What the exercise asks » Gather all lines in the data that hold the string "TRANG".

Input data »
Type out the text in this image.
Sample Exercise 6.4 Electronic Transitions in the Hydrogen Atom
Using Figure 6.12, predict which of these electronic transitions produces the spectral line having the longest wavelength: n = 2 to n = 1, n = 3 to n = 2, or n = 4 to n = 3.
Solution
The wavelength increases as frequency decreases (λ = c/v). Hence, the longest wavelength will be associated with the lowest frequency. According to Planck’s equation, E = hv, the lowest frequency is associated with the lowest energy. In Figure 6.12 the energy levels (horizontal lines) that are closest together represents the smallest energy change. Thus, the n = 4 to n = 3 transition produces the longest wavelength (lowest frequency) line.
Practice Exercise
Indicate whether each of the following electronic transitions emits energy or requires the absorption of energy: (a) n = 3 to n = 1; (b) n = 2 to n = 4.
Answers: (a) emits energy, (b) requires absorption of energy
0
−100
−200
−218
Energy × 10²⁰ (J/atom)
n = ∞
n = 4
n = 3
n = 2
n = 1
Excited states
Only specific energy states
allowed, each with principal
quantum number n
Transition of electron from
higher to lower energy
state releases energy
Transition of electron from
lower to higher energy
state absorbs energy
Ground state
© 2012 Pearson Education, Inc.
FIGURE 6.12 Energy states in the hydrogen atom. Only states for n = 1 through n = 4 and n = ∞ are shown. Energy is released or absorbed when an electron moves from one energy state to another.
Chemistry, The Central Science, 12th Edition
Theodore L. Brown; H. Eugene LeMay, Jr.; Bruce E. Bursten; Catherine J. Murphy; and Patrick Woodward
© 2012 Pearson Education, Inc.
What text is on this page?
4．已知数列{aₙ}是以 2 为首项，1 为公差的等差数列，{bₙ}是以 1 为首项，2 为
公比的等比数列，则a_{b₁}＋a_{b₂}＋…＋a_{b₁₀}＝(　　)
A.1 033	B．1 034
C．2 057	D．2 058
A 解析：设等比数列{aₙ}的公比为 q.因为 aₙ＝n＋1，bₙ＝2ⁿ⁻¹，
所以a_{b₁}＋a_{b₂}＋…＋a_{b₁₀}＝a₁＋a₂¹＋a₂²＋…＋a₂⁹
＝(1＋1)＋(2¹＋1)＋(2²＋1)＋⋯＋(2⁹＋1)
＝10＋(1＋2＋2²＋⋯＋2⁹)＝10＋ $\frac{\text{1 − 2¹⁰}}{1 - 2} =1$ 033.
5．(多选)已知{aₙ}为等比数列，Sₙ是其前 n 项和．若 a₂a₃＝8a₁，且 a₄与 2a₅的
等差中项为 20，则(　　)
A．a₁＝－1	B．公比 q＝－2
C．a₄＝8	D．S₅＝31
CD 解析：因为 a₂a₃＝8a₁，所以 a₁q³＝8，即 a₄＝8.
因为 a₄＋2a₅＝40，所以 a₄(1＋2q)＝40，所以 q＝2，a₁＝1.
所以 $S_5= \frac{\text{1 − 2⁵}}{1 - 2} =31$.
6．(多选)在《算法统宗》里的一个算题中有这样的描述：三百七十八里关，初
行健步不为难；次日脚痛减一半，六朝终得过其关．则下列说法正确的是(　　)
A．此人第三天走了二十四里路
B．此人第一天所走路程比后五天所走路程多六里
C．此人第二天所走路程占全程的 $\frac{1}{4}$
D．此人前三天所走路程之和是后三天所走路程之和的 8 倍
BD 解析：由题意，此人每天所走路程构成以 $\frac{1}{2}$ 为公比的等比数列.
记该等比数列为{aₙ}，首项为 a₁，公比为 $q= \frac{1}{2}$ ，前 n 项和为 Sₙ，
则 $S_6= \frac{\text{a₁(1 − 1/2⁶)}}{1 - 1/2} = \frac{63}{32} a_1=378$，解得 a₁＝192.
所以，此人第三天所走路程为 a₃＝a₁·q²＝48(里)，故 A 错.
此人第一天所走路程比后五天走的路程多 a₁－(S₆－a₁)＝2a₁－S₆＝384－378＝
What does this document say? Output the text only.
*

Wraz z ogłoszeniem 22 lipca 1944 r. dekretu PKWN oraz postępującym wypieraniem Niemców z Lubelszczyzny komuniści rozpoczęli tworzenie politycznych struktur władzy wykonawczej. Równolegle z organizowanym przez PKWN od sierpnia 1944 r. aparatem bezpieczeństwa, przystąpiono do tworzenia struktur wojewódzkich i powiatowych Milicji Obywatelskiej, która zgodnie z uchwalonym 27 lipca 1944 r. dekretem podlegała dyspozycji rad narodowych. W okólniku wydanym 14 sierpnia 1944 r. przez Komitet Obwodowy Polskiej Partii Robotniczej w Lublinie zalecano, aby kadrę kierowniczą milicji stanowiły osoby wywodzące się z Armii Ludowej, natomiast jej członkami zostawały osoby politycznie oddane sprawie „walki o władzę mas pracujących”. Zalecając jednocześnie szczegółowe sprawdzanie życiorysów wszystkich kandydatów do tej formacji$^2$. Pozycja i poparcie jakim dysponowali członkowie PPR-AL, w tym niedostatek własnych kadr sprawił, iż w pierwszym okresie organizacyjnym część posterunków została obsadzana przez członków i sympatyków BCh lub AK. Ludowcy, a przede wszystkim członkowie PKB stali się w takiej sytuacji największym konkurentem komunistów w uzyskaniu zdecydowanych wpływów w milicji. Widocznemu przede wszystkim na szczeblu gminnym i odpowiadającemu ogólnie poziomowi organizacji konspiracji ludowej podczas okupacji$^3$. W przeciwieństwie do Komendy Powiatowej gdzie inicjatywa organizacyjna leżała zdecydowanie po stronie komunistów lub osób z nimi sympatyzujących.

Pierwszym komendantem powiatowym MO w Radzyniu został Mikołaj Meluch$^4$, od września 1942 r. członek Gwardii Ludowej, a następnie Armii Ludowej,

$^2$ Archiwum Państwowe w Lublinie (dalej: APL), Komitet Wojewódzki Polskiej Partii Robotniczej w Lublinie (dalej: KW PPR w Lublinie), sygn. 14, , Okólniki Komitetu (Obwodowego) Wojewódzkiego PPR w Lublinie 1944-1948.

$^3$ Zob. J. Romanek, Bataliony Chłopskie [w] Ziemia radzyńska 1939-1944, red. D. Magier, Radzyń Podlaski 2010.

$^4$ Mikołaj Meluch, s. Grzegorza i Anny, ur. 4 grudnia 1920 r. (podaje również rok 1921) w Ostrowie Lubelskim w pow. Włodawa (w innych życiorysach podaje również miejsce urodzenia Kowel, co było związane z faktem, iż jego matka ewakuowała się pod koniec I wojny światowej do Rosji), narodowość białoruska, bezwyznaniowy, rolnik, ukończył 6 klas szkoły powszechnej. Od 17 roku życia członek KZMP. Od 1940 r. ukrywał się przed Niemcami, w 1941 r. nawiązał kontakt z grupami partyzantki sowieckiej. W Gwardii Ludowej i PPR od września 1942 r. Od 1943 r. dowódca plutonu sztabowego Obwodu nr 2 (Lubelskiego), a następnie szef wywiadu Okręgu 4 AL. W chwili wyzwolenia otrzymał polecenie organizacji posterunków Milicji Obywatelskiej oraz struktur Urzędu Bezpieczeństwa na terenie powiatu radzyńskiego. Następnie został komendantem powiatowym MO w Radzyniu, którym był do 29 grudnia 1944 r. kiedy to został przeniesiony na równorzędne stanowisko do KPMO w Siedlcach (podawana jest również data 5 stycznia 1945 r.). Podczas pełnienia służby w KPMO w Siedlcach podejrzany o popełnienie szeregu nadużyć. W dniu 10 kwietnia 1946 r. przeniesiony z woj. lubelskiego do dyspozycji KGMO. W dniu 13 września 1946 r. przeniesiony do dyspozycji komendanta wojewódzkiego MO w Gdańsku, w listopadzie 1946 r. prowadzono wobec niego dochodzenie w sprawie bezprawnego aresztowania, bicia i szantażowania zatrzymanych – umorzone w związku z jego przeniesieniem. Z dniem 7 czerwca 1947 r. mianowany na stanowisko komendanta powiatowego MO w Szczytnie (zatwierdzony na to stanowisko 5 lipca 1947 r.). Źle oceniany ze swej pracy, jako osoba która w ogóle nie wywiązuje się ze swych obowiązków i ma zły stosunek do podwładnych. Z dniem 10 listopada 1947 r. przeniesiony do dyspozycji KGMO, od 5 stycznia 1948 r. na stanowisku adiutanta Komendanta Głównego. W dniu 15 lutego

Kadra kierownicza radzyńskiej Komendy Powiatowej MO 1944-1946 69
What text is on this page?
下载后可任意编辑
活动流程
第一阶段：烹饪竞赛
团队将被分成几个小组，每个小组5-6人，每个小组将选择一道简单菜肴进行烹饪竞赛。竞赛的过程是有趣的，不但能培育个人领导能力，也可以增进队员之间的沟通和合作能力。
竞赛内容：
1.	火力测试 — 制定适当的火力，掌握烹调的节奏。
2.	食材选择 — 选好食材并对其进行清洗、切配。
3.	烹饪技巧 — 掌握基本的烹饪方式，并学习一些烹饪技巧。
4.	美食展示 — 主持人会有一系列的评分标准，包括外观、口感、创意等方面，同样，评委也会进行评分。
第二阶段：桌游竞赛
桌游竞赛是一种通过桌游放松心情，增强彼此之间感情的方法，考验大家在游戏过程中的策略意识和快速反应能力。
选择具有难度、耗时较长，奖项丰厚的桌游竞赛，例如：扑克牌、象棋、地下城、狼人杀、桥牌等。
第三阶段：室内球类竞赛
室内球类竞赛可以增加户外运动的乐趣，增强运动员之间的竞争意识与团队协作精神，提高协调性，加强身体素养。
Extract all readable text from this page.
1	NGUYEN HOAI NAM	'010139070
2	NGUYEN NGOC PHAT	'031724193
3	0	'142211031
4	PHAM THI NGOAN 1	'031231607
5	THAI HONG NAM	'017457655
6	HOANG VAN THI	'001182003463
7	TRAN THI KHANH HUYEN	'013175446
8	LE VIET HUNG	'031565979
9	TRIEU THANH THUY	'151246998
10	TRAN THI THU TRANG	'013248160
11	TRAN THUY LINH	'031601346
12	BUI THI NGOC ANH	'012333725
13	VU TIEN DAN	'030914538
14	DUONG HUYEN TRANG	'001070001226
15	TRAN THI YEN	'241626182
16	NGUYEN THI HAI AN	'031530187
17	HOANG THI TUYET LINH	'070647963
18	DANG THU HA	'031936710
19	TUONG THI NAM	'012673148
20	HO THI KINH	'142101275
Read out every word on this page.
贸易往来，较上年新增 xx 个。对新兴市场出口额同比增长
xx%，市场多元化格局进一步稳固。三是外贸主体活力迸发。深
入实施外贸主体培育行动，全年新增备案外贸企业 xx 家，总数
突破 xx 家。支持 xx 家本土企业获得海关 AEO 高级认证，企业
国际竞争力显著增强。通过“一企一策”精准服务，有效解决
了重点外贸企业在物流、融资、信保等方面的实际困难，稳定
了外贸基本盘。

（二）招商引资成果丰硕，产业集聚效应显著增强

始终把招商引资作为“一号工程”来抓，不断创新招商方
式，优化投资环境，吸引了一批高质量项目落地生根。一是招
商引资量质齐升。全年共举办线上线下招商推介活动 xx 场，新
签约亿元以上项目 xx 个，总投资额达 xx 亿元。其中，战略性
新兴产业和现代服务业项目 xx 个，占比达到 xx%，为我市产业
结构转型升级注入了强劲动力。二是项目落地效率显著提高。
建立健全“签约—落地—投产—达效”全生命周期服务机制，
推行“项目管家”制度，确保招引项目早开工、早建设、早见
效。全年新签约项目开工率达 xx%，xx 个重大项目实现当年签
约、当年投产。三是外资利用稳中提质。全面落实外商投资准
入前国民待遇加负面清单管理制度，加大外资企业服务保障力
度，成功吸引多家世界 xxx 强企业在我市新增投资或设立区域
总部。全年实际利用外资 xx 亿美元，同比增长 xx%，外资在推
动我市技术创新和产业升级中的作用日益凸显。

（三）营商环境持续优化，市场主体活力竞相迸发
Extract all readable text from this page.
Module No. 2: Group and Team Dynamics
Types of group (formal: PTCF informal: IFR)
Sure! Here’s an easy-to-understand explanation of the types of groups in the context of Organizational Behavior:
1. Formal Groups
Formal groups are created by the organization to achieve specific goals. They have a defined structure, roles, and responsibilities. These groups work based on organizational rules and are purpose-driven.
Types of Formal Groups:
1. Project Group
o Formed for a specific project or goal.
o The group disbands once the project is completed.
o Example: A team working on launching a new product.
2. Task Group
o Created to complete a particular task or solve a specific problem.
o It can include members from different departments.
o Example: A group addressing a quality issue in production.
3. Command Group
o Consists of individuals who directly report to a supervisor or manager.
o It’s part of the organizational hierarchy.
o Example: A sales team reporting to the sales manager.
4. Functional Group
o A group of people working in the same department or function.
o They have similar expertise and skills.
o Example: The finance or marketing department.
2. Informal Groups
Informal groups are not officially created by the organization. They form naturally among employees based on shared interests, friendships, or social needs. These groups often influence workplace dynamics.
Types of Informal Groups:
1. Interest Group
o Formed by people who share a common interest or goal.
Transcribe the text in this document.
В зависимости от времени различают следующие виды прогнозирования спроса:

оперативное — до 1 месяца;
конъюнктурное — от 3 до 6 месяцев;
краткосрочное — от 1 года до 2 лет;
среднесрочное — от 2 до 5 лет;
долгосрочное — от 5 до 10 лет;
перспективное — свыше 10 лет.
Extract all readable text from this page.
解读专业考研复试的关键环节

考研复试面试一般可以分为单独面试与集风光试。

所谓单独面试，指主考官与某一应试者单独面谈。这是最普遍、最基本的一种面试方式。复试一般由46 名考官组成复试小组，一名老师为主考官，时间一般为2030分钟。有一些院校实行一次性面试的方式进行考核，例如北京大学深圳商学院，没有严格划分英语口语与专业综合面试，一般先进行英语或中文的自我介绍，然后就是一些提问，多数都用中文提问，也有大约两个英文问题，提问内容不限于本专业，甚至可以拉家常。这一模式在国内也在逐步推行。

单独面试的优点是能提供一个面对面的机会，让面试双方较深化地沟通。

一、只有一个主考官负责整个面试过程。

Final answer »
10	TRAN THI THU TRANG	'013248160
14	DUONG HUYEN TRANG	'001070001226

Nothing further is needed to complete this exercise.